*TASK DESCRIPTION:* Tally the lines below that contain the word "Övervakningssystem", and give only that number.

——

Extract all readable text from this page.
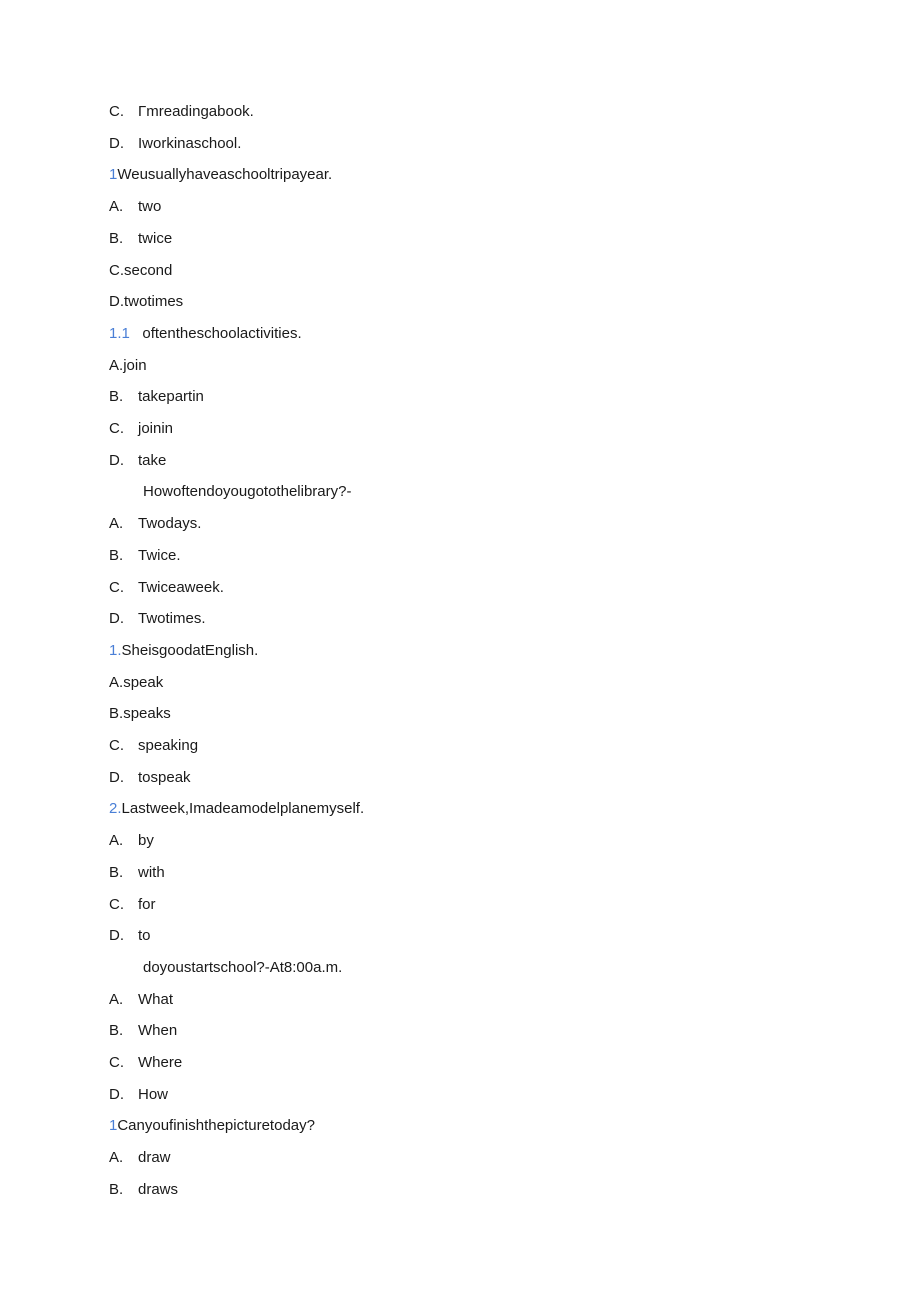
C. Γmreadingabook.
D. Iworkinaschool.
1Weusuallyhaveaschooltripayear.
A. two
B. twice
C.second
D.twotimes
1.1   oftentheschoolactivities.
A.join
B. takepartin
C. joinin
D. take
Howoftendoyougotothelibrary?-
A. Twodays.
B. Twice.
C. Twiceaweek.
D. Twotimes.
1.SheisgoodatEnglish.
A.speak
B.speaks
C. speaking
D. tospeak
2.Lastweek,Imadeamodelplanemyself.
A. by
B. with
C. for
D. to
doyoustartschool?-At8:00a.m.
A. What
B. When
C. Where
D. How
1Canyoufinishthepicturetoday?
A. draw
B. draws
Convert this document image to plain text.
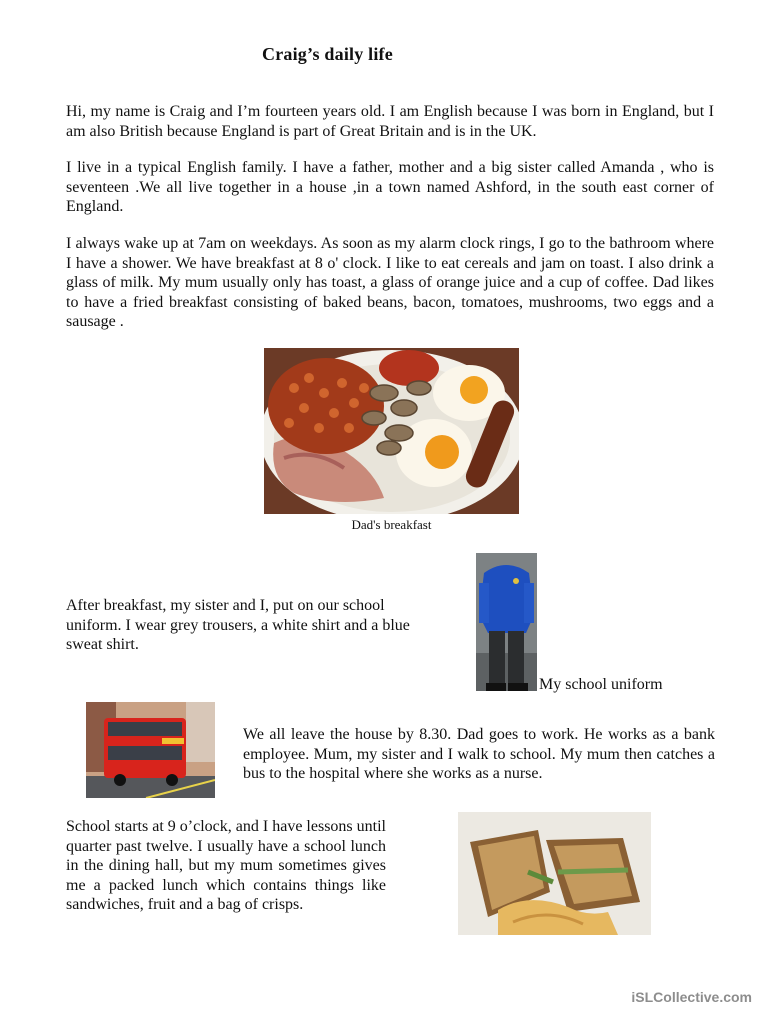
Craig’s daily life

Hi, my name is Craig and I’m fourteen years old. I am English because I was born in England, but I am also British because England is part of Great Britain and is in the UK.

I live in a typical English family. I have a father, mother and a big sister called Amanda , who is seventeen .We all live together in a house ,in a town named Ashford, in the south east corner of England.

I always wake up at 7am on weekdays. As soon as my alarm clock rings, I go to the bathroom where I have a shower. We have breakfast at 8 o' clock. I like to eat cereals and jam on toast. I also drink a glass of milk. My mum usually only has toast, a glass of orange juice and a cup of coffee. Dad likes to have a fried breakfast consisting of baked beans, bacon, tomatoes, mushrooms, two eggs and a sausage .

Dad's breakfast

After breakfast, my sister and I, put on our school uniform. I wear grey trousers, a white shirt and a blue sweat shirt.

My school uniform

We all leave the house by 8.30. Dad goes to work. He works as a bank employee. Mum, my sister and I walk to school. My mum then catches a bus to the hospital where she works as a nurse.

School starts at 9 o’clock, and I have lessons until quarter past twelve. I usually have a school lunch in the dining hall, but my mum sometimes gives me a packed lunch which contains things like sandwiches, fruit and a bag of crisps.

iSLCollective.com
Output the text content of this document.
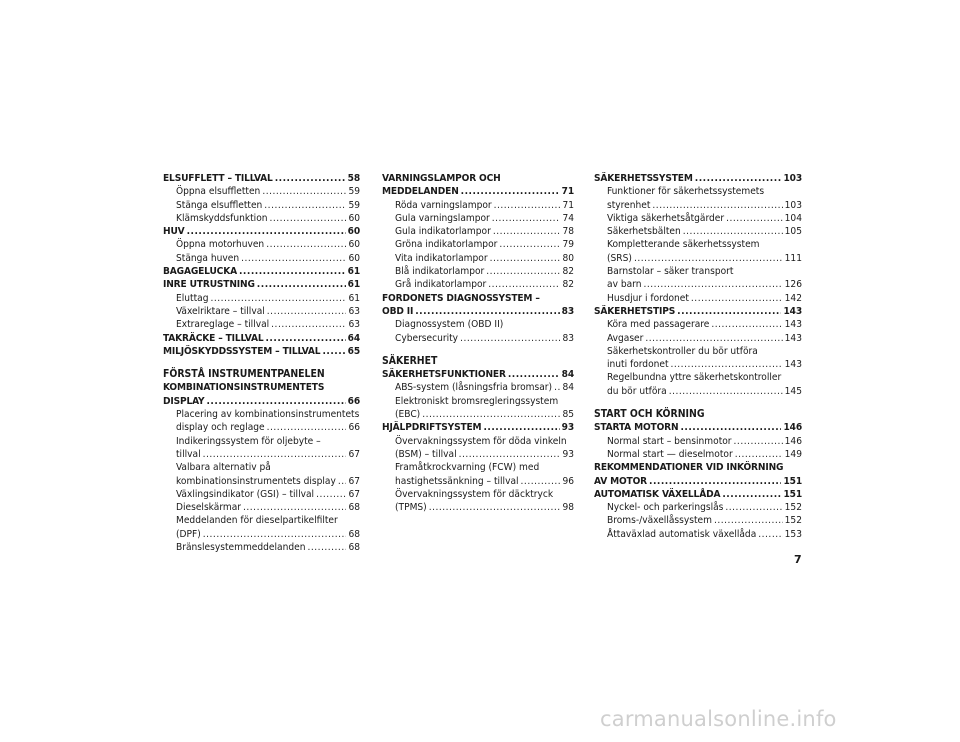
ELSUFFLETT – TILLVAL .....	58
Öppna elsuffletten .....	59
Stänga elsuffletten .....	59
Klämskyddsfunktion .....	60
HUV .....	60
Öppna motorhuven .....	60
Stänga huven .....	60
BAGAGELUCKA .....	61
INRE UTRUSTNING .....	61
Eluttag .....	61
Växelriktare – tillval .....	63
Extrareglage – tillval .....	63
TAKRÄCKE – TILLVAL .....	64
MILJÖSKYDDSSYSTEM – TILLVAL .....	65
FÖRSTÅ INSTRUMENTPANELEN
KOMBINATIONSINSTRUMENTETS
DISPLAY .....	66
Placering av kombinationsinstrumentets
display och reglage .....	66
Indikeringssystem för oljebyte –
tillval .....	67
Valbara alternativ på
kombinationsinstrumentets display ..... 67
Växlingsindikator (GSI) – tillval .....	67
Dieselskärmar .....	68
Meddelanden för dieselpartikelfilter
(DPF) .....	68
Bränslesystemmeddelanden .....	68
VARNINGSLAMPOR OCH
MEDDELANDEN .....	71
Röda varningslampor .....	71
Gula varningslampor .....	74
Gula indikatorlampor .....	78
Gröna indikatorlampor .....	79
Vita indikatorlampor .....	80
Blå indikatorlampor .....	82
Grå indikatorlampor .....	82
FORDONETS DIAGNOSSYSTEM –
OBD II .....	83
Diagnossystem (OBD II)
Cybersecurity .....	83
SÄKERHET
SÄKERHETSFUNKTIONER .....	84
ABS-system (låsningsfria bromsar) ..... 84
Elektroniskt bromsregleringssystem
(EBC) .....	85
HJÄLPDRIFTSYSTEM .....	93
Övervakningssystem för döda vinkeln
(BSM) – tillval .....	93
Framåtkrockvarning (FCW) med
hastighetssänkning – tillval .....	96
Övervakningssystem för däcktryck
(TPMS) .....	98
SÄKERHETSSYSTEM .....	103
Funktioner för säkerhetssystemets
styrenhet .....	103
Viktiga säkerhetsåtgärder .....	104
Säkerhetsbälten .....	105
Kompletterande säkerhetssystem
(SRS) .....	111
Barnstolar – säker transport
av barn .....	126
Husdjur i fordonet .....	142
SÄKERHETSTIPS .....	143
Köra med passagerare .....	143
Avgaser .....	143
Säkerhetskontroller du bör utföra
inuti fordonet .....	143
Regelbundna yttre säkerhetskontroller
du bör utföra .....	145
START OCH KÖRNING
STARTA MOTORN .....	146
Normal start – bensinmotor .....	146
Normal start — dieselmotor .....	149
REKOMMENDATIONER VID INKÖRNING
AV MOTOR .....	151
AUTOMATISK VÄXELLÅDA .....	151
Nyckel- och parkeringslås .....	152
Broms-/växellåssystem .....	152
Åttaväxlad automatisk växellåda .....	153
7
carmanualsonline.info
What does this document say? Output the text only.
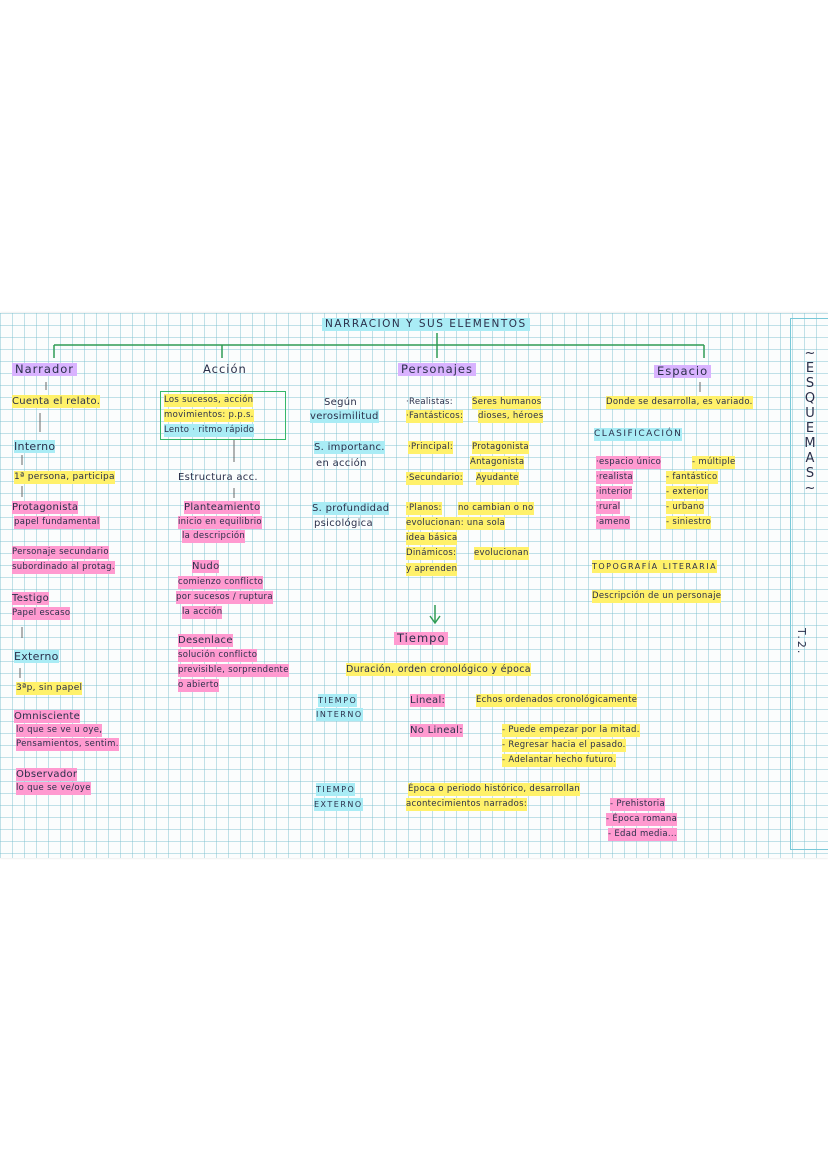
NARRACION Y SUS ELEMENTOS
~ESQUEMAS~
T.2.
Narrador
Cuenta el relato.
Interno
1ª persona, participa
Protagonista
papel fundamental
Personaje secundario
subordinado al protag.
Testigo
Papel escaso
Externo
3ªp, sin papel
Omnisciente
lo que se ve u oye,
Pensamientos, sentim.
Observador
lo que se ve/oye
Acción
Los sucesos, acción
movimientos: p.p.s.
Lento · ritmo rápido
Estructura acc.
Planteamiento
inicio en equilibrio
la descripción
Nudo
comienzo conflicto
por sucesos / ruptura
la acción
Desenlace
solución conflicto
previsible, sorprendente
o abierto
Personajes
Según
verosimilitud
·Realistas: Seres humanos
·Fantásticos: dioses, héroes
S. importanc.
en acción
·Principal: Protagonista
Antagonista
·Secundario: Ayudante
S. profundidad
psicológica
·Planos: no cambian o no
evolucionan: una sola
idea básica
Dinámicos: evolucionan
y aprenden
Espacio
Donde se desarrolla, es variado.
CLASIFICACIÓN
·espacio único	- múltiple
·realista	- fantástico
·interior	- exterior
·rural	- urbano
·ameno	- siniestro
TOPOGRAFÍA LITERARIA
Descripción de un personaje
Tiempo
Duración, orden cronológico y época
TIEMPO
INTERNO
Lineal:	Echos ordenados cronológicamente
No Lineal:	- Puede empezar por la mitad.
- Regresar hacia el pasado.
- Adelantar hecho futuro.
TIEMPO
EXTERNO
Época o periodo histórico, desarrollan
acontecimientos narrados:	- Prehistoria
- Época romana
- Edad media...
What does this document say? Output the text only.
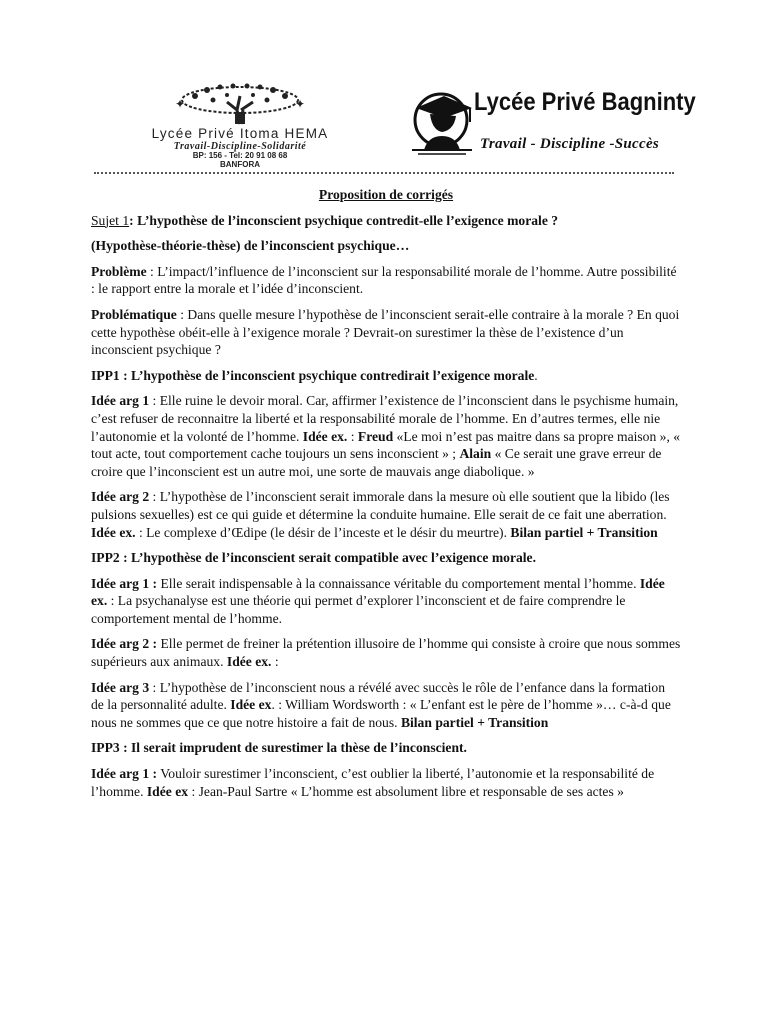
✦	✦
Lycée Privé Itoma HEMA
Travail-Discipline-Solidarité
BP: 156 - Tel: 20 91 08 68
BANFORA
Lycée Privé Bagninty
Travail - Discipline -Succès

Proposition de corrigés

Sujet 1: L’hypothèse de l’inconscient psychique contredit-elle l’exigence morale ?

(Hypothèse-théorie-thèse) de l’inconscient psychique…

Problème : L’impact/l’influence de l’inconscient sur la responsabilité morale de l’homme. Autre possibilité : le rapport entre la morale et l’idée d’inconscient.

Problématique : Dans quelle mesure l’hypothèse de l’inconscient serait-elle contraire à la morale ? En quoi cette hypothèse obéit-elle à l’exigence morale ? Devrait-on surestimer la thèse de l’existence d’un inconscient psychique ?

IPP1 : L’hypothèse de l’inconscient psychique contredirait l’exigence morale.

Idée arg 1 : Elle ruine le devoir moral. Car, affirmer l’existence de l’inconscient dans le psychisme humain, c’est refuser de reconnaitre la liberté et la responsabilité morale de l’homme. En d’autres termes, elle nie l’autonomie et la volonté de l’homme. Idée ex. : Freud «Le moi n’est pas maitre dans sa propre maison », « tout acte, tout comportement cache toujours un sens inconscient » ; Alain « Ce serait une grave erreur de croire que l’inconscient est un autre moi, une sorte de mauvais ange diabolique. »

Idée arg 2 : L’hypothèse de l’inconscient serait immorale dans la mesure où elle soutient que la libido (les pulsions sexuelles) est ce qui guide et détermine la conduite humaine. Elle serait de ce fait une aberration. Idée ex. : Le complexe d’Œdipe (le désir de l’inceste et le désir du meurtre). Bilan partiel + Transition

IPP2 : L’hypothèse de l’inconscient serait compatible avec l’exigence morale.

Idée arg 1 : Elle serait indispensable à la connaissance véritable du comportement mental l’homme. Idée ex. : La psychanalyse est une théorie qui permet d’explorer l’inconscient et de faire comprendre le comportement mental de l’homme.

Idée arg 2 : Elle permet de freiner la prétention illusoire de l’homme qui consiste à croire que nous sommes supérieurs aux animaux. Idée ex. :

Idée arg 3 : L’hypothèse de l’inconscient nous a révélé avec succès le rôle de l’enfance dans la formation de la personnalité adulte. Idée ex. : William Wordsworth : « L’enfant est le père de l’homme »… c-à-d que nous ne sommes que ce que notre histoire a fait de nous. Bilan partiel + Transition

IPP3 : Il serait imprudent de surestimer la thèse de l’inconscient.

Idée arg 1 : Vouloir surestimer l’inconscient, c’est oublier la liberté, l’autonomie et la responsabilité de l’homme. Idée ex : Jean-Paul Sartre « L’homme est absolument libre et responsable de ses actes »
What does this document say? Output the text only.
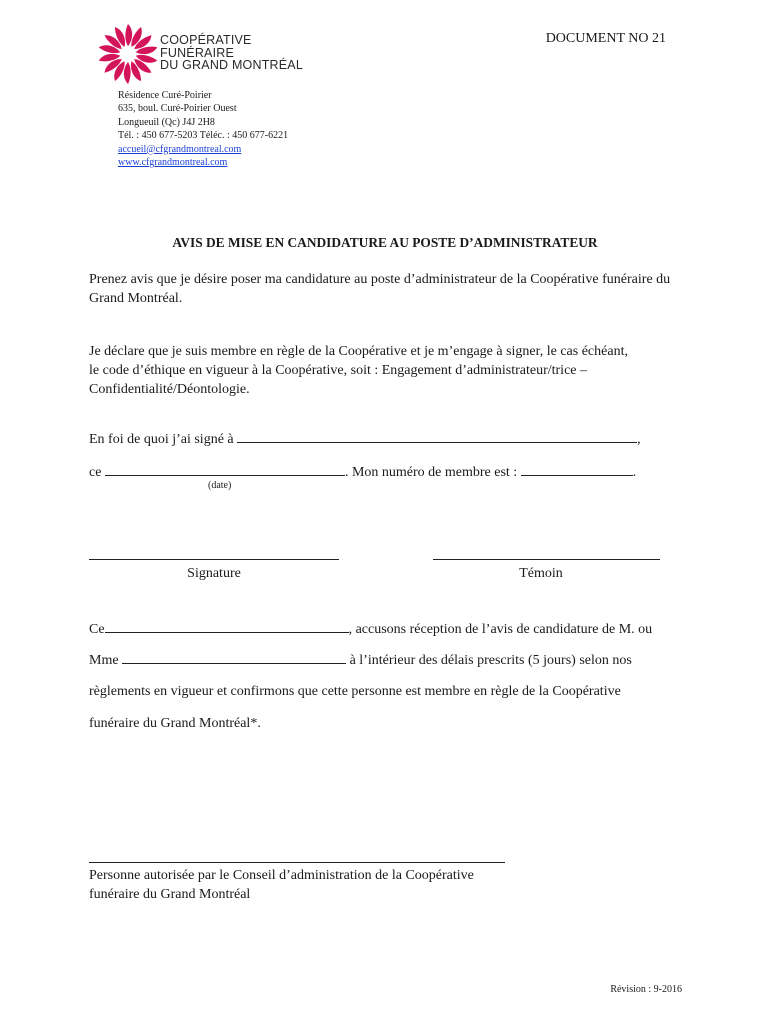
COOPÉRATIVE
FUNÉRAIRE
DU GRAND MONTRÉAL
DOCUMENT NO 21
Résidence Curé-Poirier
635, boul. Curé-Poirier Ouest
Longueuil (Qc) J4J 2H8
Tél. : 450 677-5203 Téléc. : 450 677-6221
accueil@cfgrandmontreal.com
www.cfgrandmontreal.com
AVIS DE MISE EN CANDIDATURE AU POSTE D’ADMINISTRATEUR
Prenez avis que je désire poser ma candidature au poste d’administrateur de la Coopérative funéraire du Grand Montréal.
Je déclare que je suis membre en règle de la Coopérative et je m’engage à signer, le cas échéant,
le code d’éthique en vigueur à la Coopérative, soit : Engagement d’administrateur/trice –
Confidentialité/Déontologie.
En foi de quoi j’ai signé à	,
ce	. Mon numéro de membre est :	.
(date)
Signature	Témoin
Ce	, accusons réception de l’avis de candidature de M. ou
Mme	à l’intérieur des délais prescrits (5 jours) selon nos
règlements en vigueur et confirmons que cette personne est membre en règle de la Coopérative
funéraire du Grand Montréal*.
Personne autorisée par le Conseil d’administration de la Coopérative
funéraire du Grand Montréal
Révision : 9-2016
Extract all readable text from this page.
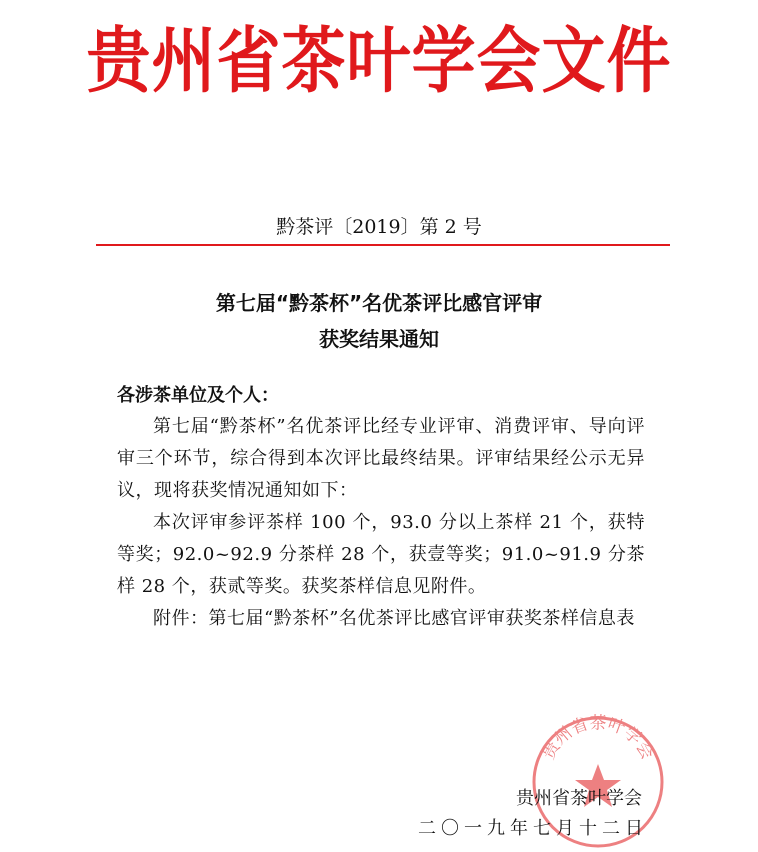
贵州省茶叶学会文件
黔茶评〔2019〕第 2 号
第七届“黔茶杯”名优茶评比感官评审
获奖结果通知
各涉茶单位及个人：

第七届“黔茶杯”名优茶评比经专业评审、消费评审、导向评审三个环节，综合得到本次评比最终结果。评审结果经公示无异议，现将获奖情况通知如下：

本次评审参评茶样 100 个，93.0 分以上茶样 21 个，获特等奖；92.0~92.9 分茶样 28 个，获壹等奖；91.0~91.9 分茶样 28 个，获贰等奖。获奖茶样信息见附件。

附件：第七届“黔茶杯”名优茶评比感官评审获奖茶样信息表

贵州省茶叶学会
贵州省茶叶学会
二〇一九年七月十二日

——

*EXERCISE SOLUTION:* 2